→ WHAT THE EXERCISE ASKS
Each line that holds the word "проходят" should be returned.
——————————
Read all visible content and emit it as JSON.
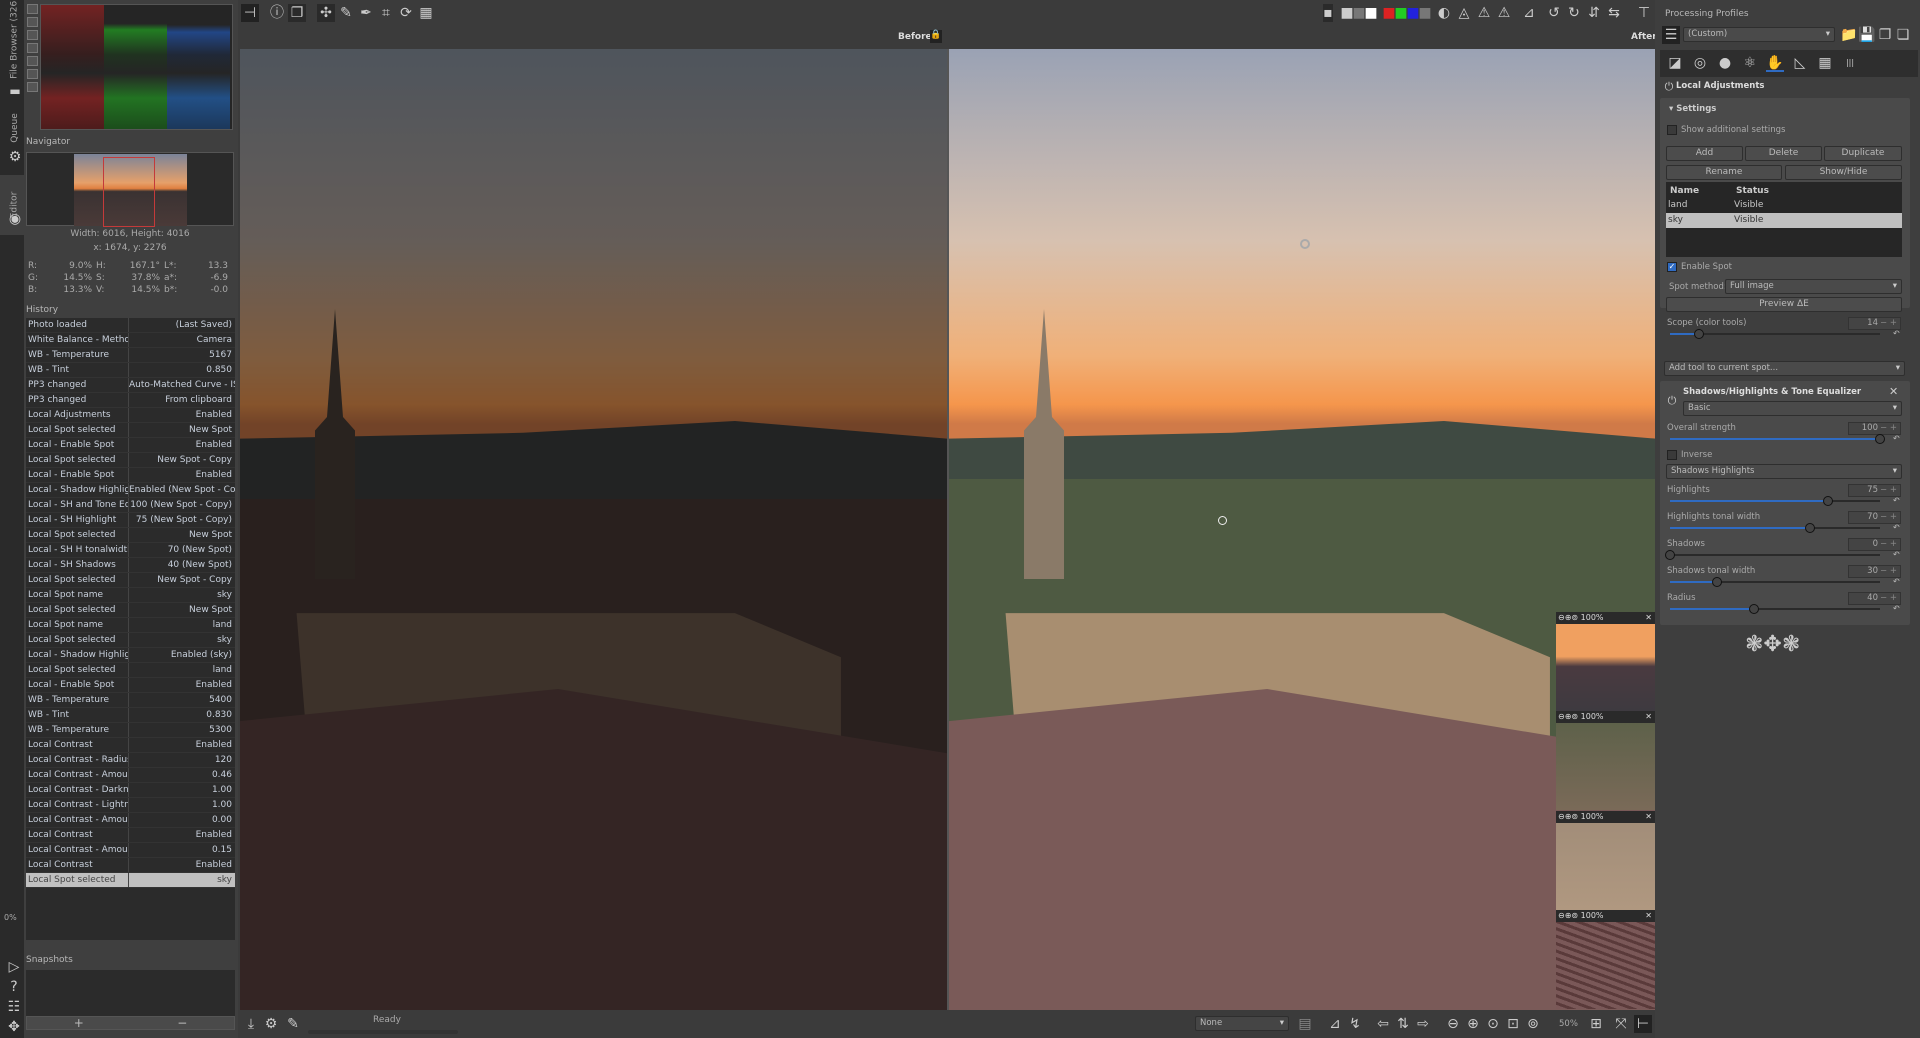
{
  "vertical_tabs": [
    {
      "label": "File Browser (326)"
    },
    {
      "label": "Queue"
    },
    {
      "label": "Editor"
    }
  ],
  "queue_progress": "0%",
  "navigator": {
    "title": "Navigator",
    "dimensions": "Width: 6016, Height: 4016",
    "coords": "x: 1674, y: 2276",
    "values": [
      [
        {
          "k": "R:",
          "v": "9.0%"
        },
        {
          "k": "H:",
          "v": "167.1°"
        },
        {
          "k": "L*:",
          "v": "13.3"
        }
      ],
      [
        {
          "k": "G:",
          "v": "14.5%"
        },
        {
          "k": "S:",
          "v": "37.8%"
        },
        {
          "k": "a*:",
          "v": "-6.9"
        }
      ],
      [
        {
          "k": "B:",
          "v": "13.3%"
        },
        {
          "k": "V:",
          "v": "14.5%"
        },
        {
          "k": "b*:",
          "v": "-0.0"
        }
      ]
    ]
  },
  "history": {
    "title": "History",
    "rows": [
      [
        "Photo loaded",
        "(Last Saved)"
      ],
      [
        "White Balance - Method",
        "Camera"
      ],
      [
        "WB - Temperature",
        "5167"
      ],
      [
        "WB - Tint",
        "0.850"
      ],
      [
        "PP3 changed",
        "Auto-Matched Curve - IS..."
      ],
      [
        "PP3 changed",
        "From clipboard"
      ],
      [
        "Local Adjustments",
        "Enabled"
      ],
      [
        "Local Spot selected",
        "New Spot"
      ],
      [
        "Local - Enable Spot",
        "Enabled"
      ],
      [
        "Local Spot selected",
        "New Spot - Copy"
      ],
      [
        "Local - Enable Spot",
        "Enabled"
      ],
      [
        "Local - Shadow Highlight",
        "Enabled (New Spot - Copy)"
      ],
      [
        "Local - SH and Tone Equ...",
        "100 (New Spot - Copy)"
      ],
      [
        "Local - SH Highlight",
        "75 (New Spot - Copy)"
      ],
      [
        "Local Spot selected",
        "New Spot"
      ],
      [
        "Local - SH H tonalwidth",
        "70 (New Spot)"
      ],
      [
        "Local - SH Shadows",
        "40 (New Spot)"
      ],
      [
        "Local Spot selected",
        "New Spot - Copy"
      ],
      [
        "Local Spot name",
        "sky"
      ],
      [
        "Local Spot selected",
        "New Spot"
      ],
      [
        "Local Spot name",
        "land"
      ],
      [
        "Local Spot selected",
        "sky"
      ],
      [
        "Local - Shadow Highlight",
        "Enabled (sky)"
      ],
      [
        "Local Spot selected",
        "land"
      ],
      [
        "Local - Enable Spot",
        "Enabled"
      ],
      [
        "WB - Temperature",
        "5400"
      ],
      [
        "WB - Tint",
        "0.830"
      ],
      [
        "WB - Temperature",
        "5300"
      ],
      [
        "Local Contrast",
        "Enabled"
      ],
      [
        "Local Contrast - Radius",
        "120"
      ],
      [
        "Local Contrast - Amount",
        "0.46"
      ],
      [
        "Local Contrast - Darkness",
        "1.00"
      ],
      [
        "Local Contrast - Lightness",
        "1.00"
      ],
      [
        "Local Contrast - Amount",
        "0.00"
      ],
      [
        "Local Contrast",
        "Enabled"
      ],
      [
        "Local Contrast - Amount",
        "0.15"
      ],
      [
        "Local Contrast",
        "Enabled"
      ],
      [
        "Local Spot selected",
        "sky"
      ]
    ],
    "selected_index": 37
  },
  "snapshots": {
    "title": "Snapshots",
    "add": "+",
    "remove": "−"
  },
  "viewer": {
    "before_label": "Before",
    "after_label": "After",
    "status": "Ready",
    "zoom": "50%",
    "background_select": "None"
  },
  "detail_windows": [
    {
      "zoom": "100%"
    },
    {
      "zoom": "100%"
    },
    {
      "zoom": "100%"
    },
    {
      "zoom": "100%"
    }
  ],
  "right_panel": {
    "profiles_title": "Processing Profiles",
    "profile": "(Custom)",
    "tool_tab_active": "local-adjustments",
    "local_adjustments_title": "Local Adjustments",
    "settings_title": "Settings",
    "show_additional": "Show additional settings",
    "buttons": {
      "add": "Add",
      "delete": "Delete",
      "duplicate": "Duplicate",
      "rename": "Rename",
      "showhide": "Show/Hide"
    },
    "spot_table": {
      "headers": [
        "Name",
        "Status"
      ],
      "rows": [
        [
          "land",
          "Visible"
        ],
        [
          "sky",
          "Visible"
        ]
      ],
      "selected_index": 1
    },
    "enable_spot": "Enable Spot",
    "spot_method_label": "Spot method:",
    "spot_method": "Full image",
    "preview_de": "Preview ΔE",
    "scope": {
      "label": "Scope (color tools)",
      "value": "14",
      "min": 0,
      "max": 100
    },
    "add_tool": "Add tool to current spot...",
    "sh_panel": {
      "title": "Shadows/Highlights & Tone Equalizer",
      "mode": "Basic",
      "overall": {
        "label": "Overall strength",
        "value": "100",
        "min": 0,
        "max": 100
      },
      "inverse": "Inverse",
      "method": "Shadows Highlights",
      "sliders": [
        {
          "label": "Highlights",
          "value": "75",
          "min": 0,
          "max": 100
        },
        {
          "label": "Highlights tonal width",
          "value": "70",
          "min": 10,
          "max": 100
        },
        {
          "label": "Shadows",
          "value": "0",
          "min": 0,
          "max": 100
        },
        {
          "label": "Shadows tonal width",
          "value": "30",
          "min": 10,
          "max": 100
        },
        {
          "label": "Radius",
          "value": "40",
          "min": 0,
          "max": 100
        }
      ]
    }
  },
  "colors": {
    "accent": "#2f6bc2",
    "panel": "#3e3e3e",
    "selection": "#c0c0c0"
  }
}
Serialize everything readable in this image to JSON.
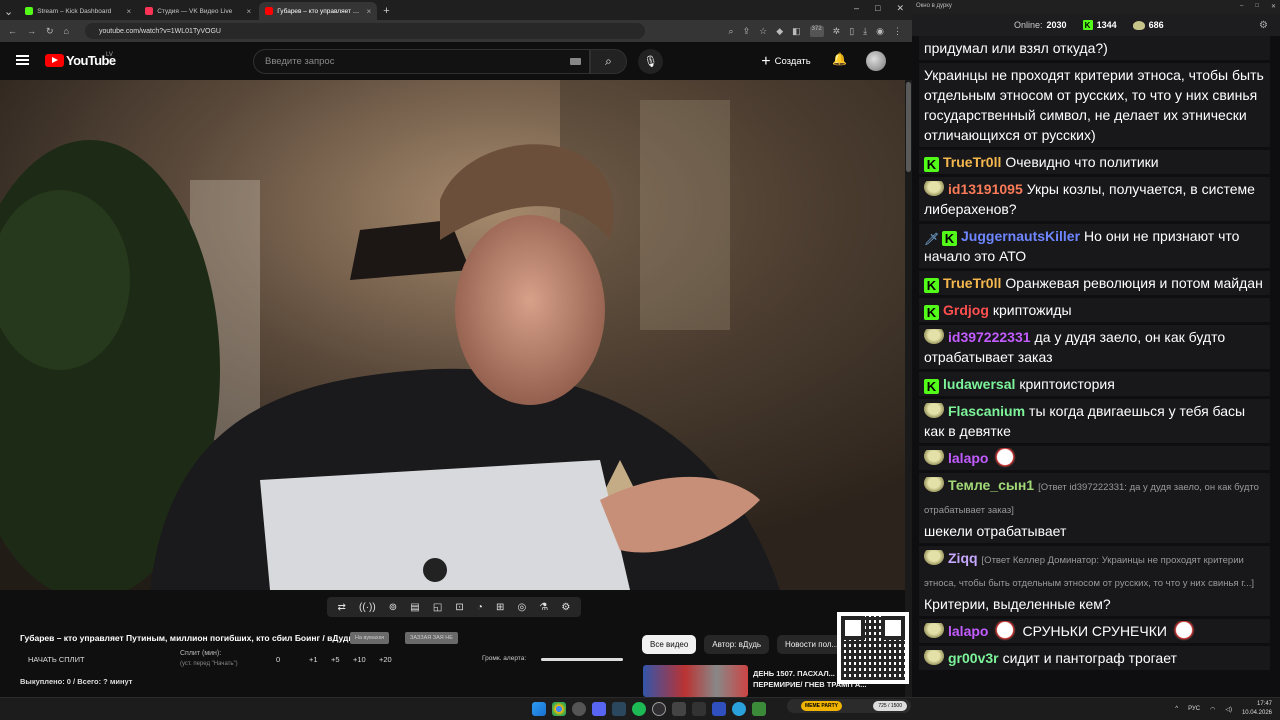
{
  "browser": {
    "tabs": [
      {
        "label": "Stream – Kick Dashboard",
        "color": "#53fc18",
        "active": false
      },
      {
        "label": "Студия — VK Видео Live",
        "color": "#ff3355",
        "active": false
      },
      {
        "label": "Губарев – кто управляет Пути...",
        "color": "#ff0000",
        "active": true
      }
    ],
    "url": "youtube.com/watch?v=1WL01TyVOGU",
    "ext_badge": "372"
  },
  "youtube": {
    "logo_text": "YouTube",
    "region": "LV",
    "search_placeholder": "Введите запрос",
    "create_label": "Создать",
    "video_title": "Губарев – кто управляет Путиным, миллион погибших, кто сбил Боинг / вДудь",
    "chips": [
      "Все видео",
      "Автор: вДудь",
      "Новости пол..."
    ],
    "related_title": "ДЕНЬ 1507. ПАСХАЛ... ПЕРЕМИРИЕ/ ГНЕВ ТРАМП А...",
    "controls": [
      "⇄",
      "((·))",
      "⊚",
      "▤",
      "◱",
      "⊡",
      "◔",
      "⊞",
      "◎",
      "⚗",
      "⚙"
    ]
  },
  "overlay": {
    "small_chips": [
      "На вумахач",
      "ЗАЗЗАЯ ЗАЯ НЕ"
    ],
    "start_split": "НАЧАТЬ СПЛИТ",
    "split_label": "Сплит (мин):",
    "split_sub": "(уст. перед \"Начать\")",
    "split_value": "0",
    "split_steps": [
      "+1",
      "+5",
      "+10",
      "+20"
    ],
    "volume_label": "Громк. алерта:",
    "volume_level": 1.0,
    "bought": "Выкуплено: 0 / Всего: ? минут"
  },
  "chat_window": {
    "title": "Окно в дурку",
    "online_label": "Online:",
    "online_count": "2030",
    "kick_count": "1344",
    "other_count": "686"
  },
  "chat": [
    {
      "name": "",
      "color": "#ffffff",
      "badges": [],
      "reply": "",
      "text": "придумал или взял откуда?)"
    },
    {
      "name": "",
      "color": "#ffffff",
      "badges": [],
      "reply": "",
      "text": "Украинцы не проходят критерии этноса, чтобы быть отдельным этносом от русских, то что у них свинья государственный символ, не делает их этнически отличающихся от русских)"
    },
    {
      "name": "TrueTr0ll",
      "color": "#f5b74e",
      "badges": [
        "kick"
      ],
      "reply": "",
      "text": "Очевидно что политики"
    },
    {
      "name": "id13191095",
      "color": "#f97b57",
      "badges": [
        "pepe"
      ],
      "reply": "",
      "text": "Укры козлы, получается, в системе либерахенов?"
    },
    {
      "name": "JuggernautsKiller",
      "color": "#6e86ff",
      "badges": [
        "sword",
        "kick"
      ],
      "reply": "",
      "text": "Но они не признают что начало это АТО"
    },
    {
      "name": "TrueTr0ll",
      "color": "#f5b74e",
      "badges": [
        "kick"
      ],
      "reply": "",
      "text": "Оранжевая революция и потом майдан"
    },
    {
      "name": "Grdjog",
      "color": "#ff4f4f",
      "badges": [
        "kick"
      ],
      "reply": "",
      "text": "криптожиды"
    },
    {
      "name": "id397222331",
      "color": "#c25cff",
      "badges": [
        "pepe"
      ],
      "reply": "",
      "text": "да у дудя заело, он как будто отрабатывает заказ"
    },
    {
      "name": "ludawersal",
      "color": "#7df39a",
      "badges": [
        "kick"
      ],
      "reply": "",
      "text": "криптоистория"
    },
    {
      "name": "Flascanium",
      "color": "#7df39a",
      "badges": [
        "pepe"
      ],
      "reply": "",
      "text": "ты когда двигаешься у тебя басы как в девятке"
    },
    {
      "name": "lalapo",
      "color": "#c25cff",
      "badges": [
        "pepe"
      ],
      "reply": "",
      "text": "",
      "emote": true
    },
    {
      "name": "Темле_сын1",
      "color": "#a3d977",
      "badges": [
        "pepe"
      ],
      "reply": "[Ответ id397222331: да у дудя заело, он как будто отрабатывает заказ]",
      "text": "шекели отрабатывает"
    },
    {
      "name": "Ziqq",
      "color": "#c7a8ff",
      "badges": [
        "pepe"
      ],
      "reply": "[Ответ Келлер Доминатор: Украинцы не проходят критерии этноса, чтобы быть отдельным этносом от русских, то что у них свинья г...]",
      "text": "Критерии, выделенные кем?"
    },
    {
      "name": "lalapo",
      "color": "#c25cff",
      "badges": [
        "pepe"
      ],
      "reply": "",
      "text": "СРУНЬКИ СРУНЕЧКИ",
      "emote": true,
      "emote_after": true
    },
    {
      "name": "gr00v3r",
      "color": "#7df39a",
      "badges": [
        "pepe"
      ],
      "reply": "",
      "text": "сидит и пантограф трогает"
    }
  ],
  "taskbar": {
    "lang": "РУС",
    "time": "17:47",
    "date": "10.04.2026",
    "meme_label": "MEME PARTY",
    "meme_count": "725 / 1500"
  }
}
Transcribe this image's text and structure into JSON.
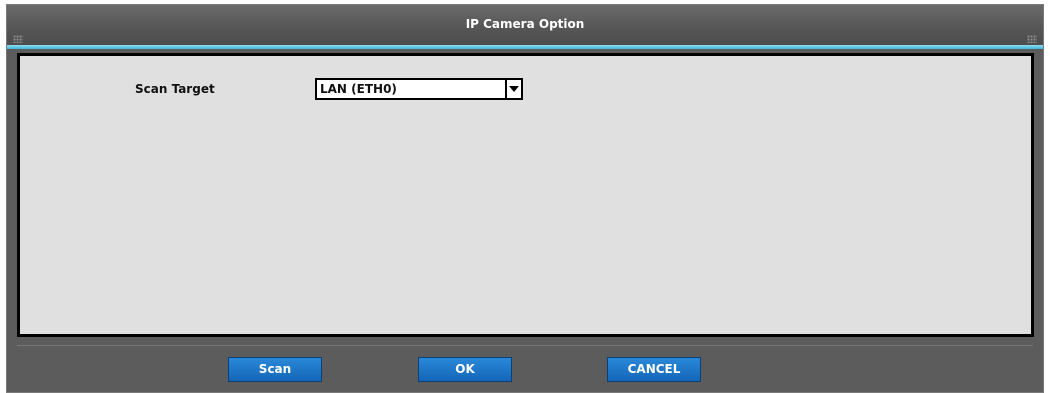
{
  "dialog": {
    "title": "IP Camera Option",
    "accent_color": "#3fb6d9"
  },
  "form": {
    "scan_target_label": "Scan Target",
    "scan_target_value": "LAN (ETH0)"
  },
  "buttons": {
    "scan": "Scan",
    "ok": "OK",
    "cancel": "CANCEL",
    "color": "#1a74c8"
  }
}
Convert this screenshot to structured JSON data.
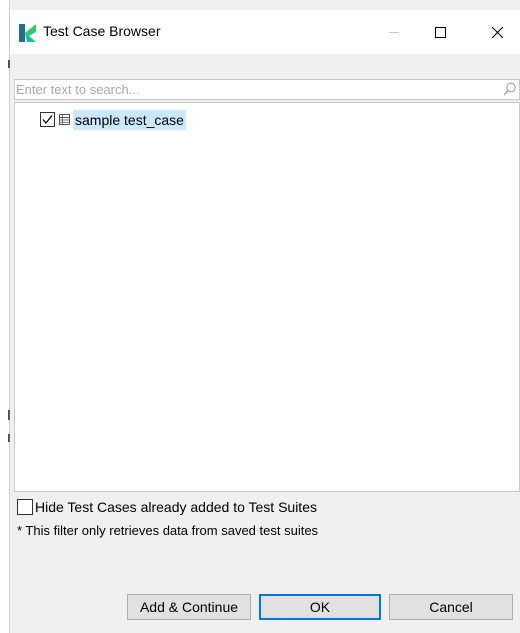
——————————
→ FINAL RESULT
      "text": "Украинцы не проходят критерии этноса, чтобы быть отдельным этносом от русских, то что у них свинья государственный символ, не делает их этнически отличающихся от русских)"
      "reply": "[Ответ Келлер Доминатор: Украинцы не проходят критерии этноса, чтобы быть отдельным этносом от русских, то что у них свинья г...]",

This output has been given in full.